§ **INSTRUÇÃO 1**: Transcreva, do texto sobre o adicional de 25% para idosos aposentados, o trecho que vai de "Dessa maneira, também" até "constitucional de 1988.".
§ **INSTRUÇÃO 2**: Dê seguimento ao texto sobre o adicional de 25% para idosos aposentados, escrevendo a parte que viria logo depois da última frase apresentada.

§ **TEXTO FORNECIDO**:
######
28 Art. 4º Nenhum idoso será objeto de qualquer tipo de negligência, discriminação, violência, crueldade ou opressão, e todo atentado aos seus direitos, por ação ou omissão, será punido na forma da lei. Lei nº 10.741 de 2003, Dispõe sobre o Estatuto do Idoso e dá outras providências.

dispensado pelo Estado por meio da lei, já que não raro pode o legislador incidir em equívoco, conferindo alcance restritivo a certos institutos jurídicos por meio da escolha inapropriada das palavras.

Dessa maneira, também à luz dos princípios consagrados no Estatuto do Idoso, não há lugar para a concessão do referido adicional apenas aos idosos aposentados por invalidez. Se os idosos aposentados encontram-se na mesma situação, isto é, de incapacidade e dependência, não pode a lei escolher, com base em critérios estritamente formais, parcela desses segurados idosos para serem privilegiados com o benefício do adicional de 25% (vinte e cinco por cento), ao passo que aos outros relega desamparo e desproteção, incorrendo, portanto, em nítida discriminação odiosa, vedada pela ordem jurídica constitucional de 1988.
######
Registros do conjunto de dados
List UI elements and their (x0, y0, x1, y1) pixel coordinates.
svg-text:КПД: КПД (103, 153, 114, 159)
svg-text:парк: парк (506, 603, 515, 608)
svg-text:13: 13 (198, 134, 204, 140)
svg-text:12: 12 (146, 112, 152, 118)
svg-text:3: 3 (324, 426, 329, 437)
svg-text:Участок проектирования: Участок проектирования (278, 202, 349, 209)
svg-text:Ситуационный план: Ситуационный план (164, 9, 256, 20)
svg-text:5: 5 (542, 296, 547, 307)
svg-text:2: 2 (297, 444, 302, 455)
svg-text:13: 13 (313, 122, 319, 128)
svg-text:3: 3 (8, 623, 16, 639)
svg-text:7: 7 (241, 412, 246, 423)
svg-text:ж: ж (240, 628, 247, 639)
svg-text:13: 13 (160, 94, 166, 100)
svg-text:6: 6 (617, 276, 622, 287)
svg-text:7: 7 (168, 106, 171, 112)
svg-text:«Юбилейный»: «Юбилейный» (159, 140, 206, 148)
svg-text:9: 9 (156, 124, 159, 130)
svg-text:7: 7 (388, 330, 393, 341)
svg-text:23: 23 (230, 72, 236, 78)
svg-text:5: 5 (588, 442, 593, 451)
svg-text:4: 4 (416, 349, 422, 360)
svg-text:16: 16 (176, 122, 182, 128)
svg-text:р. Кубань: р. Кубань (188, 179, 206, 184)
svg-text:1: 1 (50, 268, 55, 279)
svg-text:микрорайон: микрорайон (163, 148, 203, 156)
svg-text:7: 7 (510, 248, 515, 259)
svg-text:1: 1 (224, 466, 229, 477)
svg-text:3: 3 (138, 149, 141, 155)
######
§ **RESPOSTA ESPERADA 1**:
Dessa maneira, também à luz dos princípios consagrados no Estatuto do Idoso, não há lugar para a concessão do referido adicional apenas aos idosos aposentados por invalidez. Se os idosos aposentados encontram-se na mesma situação, isto é, de incapacidade e dependência, não pode a lei escolher, com base em critérios estritamente formais, parcela desses segurados idosos para serem privilegiados com o benefício do adicional de 25% (vinte e cinco por cento), ao passo que aos outros relega desamparo e desproteção, incorrendo, portanto, em nítida discriminação odiosa, vedada pela ordem jurídica constitucional de 1988.

§ **RESPOSTA ESPERADA 2**:
4 A POSSIBILIDADE DE EXTENSÃO DO ADICIONAL ÀS OUTRAS MODALIDADES DE APOSENTADORIA DO RGPS

Elaborar normas é função complexa, que exige de seu realizador mais do que o conhecimento das regras técnicas e hermenêuticas. Cabe ao legislador a função de captar as necessidades e os riscos da sociedade de seu tempo, para que o produto de seu empenho corresponda a real tutela dos bens e valores eleitos pelo povo.

Nem sempre as normas apresentam essa correspondência entre o objetivo de fato alcançável pelo seu regramento e o fim social buscado. Some-se a isso o fato de que por mais acurada que seja a percepção do legislador, a sua função legislativa não ocorre de maneira simultânea e sincronizada com a dinâmica dos fatos sociais.

Como resultado, podem surgir normas que, a despeito da intenção de sua criação, apresentem-se em descompasso com a realidade. É o que ocorre quando o legislador quer proporcionar amparo jurídico à determinada categoria de pessoas, em razão de situação específica por elas apresentada, mas edita norma que abrange apenas de maneira parcial esta categoria, relegando à desproteção parcela que, detentora das mesmas particularidades, demanda igual proteção.

Nesses casos e em muitos outros, a jurisprudência emerge como fonte de direito para promover a atualização e integração legislativa, concretizando direitos e garantias fundamentais e proporcionando o reavivamento da essência que motiva as palavras da lei.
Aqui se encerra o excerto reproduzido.